- Exercise description -
What lines of the data include the string "true"? Copy them all.

━━━━━ The data ━━━━━

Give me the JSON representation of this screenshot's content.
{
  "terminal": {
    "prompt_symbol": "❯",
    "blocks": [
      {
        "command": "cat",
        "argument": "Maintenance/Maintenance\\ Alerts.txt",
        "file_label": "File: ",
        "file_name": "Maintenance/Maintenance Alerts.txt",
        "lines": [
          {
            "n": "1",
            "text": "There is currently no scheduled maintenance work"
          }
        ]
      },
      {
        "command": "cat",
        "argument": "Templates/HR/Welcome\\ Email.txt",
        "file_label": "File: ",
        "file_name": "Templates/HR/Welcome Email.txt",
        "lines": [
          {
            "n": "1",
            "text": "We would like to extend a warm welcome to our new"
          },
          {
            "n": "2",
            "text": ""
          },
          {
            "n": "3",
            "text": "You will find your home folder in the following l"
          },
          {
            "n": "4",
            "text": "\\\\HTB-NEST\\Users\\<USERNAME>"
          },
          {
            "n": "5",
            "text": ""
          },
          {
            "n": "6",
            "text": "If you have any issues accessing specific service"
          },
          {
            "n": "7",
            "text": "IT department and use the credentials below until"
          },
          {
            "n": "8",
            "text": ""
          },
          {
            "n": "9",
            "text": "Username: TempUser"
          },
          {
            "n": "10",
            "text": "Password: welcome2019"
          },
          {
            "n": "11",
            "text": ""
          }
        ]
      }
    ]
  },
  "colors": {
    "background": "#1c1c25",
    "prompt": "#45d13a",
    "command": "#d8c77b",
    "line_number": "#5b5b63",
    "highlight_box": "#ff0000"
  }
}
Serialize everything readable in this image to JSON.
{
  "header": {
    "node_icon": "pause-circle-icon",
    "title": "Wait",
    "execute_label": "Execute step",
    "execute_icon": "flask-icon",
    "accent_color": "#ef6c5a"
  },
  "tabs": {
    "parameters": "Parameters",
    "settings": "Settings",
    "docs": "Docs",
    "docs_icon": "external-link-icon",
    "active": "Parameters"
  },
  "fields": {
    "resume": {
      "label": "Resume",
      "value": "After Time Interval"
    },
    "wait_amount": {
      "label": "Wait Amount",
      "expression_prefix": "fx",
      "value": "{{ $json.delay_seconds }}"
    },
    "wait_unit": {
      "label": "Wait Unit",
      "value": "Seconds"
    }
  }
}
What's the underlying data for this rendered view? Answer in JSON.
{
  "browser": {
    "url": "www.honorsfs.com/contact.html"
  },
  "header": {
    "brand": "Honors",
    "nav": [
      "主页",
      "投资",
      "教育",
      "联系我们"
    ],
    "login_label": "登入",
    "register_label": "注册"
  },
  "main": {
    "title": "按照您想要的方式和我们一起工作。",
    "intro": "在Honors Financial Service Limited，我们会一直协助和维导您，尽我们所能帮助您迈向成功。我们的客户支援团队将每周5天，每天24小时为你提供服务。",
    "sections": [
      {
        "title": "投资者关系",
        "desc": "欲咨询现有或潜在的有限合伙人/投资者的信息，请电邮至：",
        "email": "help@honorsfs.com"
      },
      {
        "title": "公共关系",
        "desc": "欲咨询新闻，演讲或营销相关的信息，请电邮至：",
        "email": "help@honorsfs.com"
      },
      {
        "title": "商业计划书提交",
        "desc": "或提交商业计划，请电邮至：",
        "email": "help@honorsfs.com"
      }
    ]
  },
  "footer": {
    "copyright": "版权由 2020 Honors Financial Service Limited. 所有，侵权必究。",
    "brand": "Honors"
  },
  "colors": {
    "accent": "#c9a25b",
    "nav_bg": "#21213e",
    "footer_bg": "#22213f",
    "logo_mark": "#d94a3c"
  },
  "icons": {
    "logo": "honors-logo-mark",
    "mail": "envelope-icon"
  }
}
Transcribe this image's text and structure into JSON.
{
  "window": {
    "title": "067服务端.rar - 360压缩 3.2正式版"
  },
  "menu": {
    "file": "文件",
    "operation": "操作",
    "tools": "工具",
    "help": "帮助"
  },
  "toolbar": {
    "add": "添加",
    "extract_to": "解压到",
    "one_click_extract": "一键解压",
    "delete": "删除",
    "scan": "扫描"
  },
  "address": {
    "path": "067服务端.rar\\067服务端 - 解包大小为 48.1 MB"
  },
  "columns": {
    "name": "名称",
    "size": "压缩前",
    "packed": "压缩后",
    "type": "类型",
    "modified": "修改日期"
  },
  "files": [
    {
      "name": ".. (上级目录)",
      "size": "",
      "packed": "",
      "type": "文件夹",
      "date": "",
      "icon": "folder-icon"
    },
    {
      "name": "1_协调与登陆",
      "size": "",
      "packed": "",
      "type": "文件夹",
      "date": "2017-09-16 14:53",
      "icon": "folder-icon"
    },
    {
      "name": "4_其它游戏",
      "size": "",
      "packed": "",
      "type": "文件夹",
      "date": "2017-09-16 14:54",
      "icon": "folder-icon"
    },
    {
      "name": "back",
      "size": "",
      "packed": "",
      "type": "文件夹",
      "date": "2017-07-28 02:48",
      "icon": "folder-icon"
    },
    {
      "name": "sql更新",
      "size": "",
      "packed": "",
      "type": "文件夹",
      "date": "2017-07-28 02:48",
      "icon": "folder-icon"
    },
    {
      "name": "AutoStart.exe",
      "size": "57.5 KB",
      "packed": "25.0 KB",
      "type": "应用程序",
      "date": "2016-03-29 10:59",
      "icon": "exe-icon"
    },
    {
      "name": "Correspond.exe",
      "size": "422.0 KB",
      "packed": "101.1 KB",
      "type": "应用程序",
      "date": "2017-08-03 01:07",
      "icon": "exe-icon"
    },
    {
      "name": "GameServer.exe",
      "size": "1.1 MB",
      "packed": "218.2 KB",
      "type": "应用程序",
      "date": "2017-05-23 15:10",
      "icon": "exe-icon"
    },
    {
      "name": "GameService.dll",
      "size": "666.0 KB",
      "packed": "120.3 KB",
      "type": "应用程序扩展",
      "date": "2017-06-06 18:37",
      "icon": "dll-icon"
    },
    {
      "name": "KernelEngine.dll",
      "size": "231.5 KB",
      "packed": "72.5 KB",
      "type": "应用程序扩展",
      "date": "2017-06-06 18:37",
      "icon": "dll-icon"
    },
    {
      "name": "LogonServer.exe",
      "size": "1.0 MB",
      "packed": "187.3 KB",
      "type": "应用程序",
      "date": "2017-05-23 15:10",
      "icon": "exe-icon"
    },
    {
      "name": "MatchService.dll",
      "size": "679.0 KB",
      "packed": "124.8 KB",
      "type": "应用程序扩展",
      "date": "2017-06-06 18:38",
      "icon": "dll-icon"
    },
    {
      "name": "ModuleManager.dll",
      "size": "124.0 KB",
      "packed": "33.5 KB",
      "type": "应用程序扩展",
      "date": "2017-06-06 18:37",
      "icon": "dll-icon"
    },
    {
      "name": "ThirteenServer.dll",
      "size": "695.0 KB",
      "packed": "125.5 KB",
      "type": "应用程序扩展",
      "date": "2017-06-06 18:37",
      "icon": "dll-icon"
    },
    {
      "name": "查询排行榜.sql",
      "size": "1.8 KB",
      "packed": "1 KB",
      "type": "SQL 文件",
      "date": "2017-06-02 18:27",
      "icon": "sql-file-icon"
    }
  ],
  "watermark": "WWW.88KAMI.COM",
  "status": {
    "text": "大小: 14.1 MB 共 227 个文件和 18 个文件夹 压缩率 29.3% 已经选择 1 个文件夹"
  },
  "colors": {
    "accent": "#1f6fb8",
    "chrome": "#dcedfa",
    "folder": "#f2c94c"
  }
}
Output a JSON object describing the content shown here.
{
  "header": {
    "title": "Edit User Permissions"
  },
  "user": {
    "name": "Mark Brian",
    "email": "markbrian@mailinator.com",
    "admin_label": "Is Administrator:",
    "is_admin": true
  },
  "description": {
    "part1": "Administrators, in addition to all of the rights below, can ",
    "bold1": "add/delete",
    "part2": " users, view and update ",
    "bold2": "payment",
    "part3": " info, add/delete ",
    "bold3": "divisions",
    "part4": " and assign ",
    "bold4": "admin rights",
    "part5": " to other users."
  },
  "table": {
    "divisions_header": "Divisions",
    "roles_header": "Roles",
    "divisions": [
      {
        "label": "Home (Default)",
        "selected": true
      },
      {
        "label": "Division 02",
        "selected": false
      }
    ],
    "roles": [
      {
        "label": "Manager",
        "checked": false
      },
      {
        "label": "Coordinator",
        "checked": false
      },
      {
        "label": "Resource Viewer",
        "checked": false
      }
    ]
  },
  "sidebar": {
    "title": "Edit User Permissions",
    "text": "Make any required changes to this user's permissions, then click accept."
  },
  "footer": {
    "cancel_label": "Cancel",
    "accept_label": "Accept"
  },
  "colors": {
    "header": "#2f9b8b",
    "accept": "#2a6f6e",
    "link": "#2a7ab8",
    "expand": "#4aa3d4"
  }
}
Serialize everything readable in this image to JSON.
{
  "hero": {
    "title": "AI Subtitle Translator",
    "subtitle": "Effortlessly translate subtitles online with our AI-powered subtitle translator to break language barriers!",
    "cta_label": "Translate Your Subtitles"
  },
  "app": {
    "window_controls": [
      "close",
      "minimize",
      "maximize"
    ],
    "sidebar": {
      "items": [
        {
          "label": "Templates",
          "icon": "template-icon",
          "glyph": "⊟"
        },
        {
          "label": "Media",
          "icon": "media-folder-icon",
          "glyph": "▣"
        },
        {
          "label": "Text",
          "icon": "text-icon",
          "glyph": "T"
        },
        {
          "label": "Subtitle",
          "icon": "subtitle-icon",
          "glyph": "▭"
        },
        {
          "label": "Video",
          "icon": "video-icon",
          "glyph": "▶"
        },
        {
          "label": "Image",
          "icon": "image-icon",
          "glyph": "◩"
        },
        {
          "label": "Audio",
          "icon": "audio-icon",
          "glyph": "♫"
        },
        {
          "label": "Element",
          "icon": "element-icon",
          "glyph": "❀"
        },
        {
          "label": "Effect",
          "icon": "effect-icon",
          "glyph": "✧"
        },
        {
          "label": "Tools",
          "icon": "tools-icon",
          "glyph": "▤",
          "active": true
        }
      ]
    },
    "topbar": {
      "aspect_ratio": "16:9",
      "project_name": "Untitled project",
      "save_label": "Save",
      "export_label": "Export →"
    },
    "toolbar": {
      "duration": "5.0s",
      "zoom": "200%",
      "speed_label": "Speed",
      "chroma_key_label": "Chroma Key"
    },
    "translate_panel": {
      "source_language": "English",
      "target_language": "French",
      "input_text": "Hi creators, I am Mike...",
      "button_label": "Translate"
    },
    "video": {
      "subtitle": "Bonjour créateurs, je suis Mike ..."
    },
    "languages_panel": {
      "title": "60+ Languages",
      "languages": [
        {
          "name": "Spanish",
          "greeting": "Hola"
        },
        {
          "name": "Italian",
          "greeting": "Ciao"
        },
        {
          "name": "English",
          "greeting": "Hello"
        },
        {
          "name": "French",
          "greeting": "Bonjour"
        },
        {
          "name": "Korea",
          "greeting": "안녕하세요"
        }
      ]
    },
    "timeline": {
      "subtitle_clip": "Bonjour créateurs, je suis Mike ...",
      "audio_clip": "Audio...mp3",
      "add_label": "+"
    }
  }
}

━━━━━

- Solution for this task -
    "is_admin": true
        "selected": true
          "active": true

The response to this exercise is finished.